Description of the task
Leave out the pictures and copy the remaining records exactly.

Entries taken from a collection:

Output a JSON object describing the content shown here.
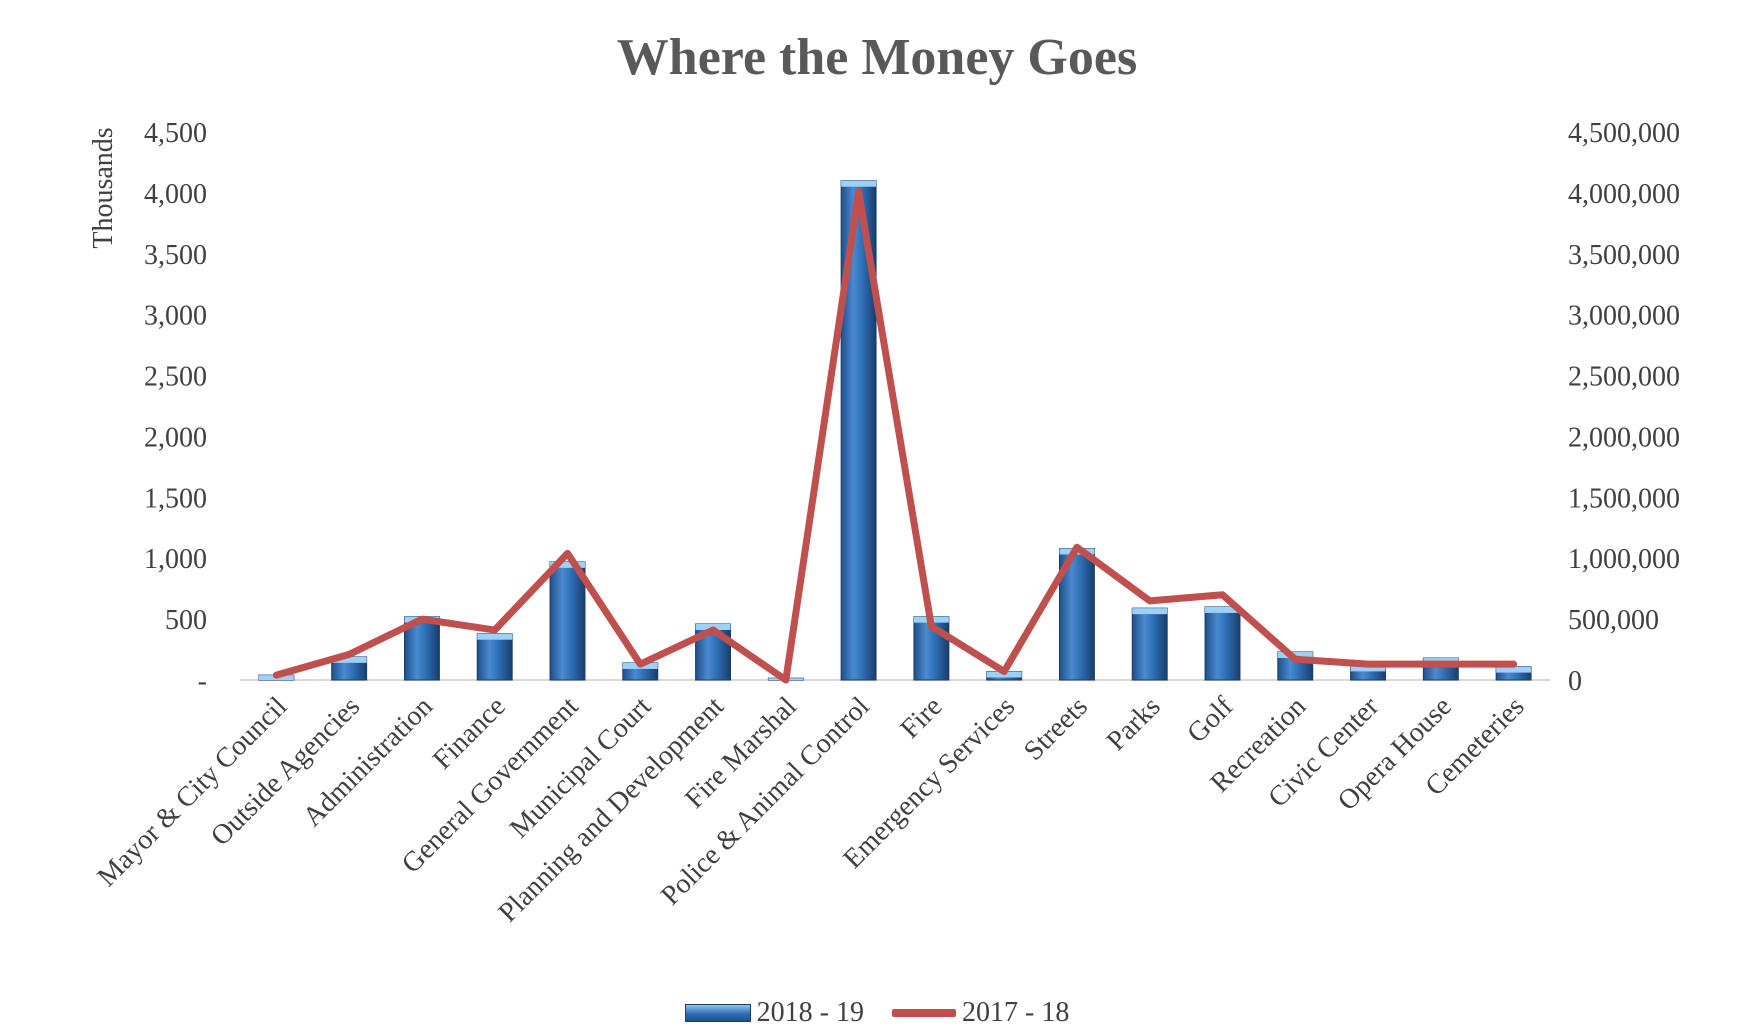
{
  "chart_data": {
    "type": "bar",
    "title": "Where the Money Goes",
    "ylabel": "Thousands",
    "ylim": [
      0,
      4500
    ],
    "y2lim": [
      0,
      4500000
    ],
    "left_ticks": [
      "-",
      "500",
      "1,000",
      "1,500",
      "2,000",
      "2,500",
      "3,000",
      "3,500",
      "4,000",
      "4,500"
    ],
    "right_ticks": [
      "0",
      "500,000",
      "1,000,000",
      "1,500,000",
      "2,000,000",
      "2,500,000",
      "3,000,000",
      "3,500,000",
      "4,000,000",
      "4,500,000"
    ],
    "categories": [
      "Mayor & City Council",
      "Outside Agencies",
      "Administration",
      "Finance",
      "General Government",
      "Municipal Court",
      "Planning and Development",
      "Fire Marshal",
      "Police & Animal Control",
      "Fire",
      "Emergency Services",
      "Streets",
      "Parks",
      "Golf",
      "Recreation",
      "Civic Center",
      "Opera House",
      "Cemeteries"
    ],
    "series": [
      {
        "name": "2018 - 19",
        "type": "bar",
        "axis": "left",
        "color": "#2f6fb5",
        "values": [
          40,
          190,
          520,
          380,
          970,
          140,
          460,
          15,
          4100,
          520,
          70,
          1080,
          590,
          600,
          230,
          120,
          180,
          110
        ]
      },
      {
        "name": "2017 - 18",
        "type": "line",
        "axis": "right",
        "color": "#c0504d",
        "values": [
          40000,
          210000,
          500000,
          410000,
          1040000,
          130000,
          410000,
          0,
          4010000,
          440000,
          70000,
          1090000,
          650000,
          700000,
          170000,
          130000,
          130000,
          130000
        ]
      }
    ],
    "legend_position": "bottom",
    "grid": false
  }
}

Answer to the problem
Output a JSON object describing the content shown here.
{
  "chart_data": {
    "type": "bar",
    "title": "Where the Money Goes",
    "ylabel": "Thousands",
    "ylim": [
      0,
      4500
    ],
    "y2lim": [
      0,
      4500000
    ],
    "left_ticks": [
      "-",
      "500",
      "1,000",
      "1,500",
      "2,000",
      "2,500",
      "3,000",
      "3,500",
      "4,000",
      "4,500"
    ],
    "right_ticks": [
      "0",
      "500,000",
      "1,000,000",
      "1,500,000",
      "2,000,000",
      "2,500,000",
      "3,000,000",
      "3,500,000",
      "4,000,000",
      "4,500,000"
    ],
    "categories": [
      "Mayor & City Council",
      "Outside Agencies",
      "Administration",
      "Finance",
      "General Government",
      "Municipal Court",
      "Planning and Development",
      "Fire Marshal",
      "Police & Animal Control",
      "Fire",
      "Emergency Services",
      "Streets",
      "Parks",
      "Golf",
      "Recreation",
      "Civic Center",
      "Opera House",
      "Cemeteries"
    ],
    "series": [
      {
        "name": "2018 - 19",
        "type": "bar",
        "axis": "left",
        "color": "#2f6fb5",
        "values": [
          40,
          190,
          520,
          380,
          970,
          140,
          460,
          15,
          4100,
          520,
          70,
          1080,
          590,
          600,
          230,
          120,
          180,
          110
        ]
      },
      {
        "name": "2017 - 18",
        "type": "line",
        "axis": "right",
        "color": "#c0504d",
        "values": [
          40000,
          210000,
          500000,
          410000,
          1040000,
          130000,
          410000,
          0,
          4010000,
          440000,
          70000,
          1090000,
          650000,
          700000,
          170000,
          130000,
          130000,
          130000
        ]
      }
    ],
    "legend_position": "bottom",
    "grid": false
  }
}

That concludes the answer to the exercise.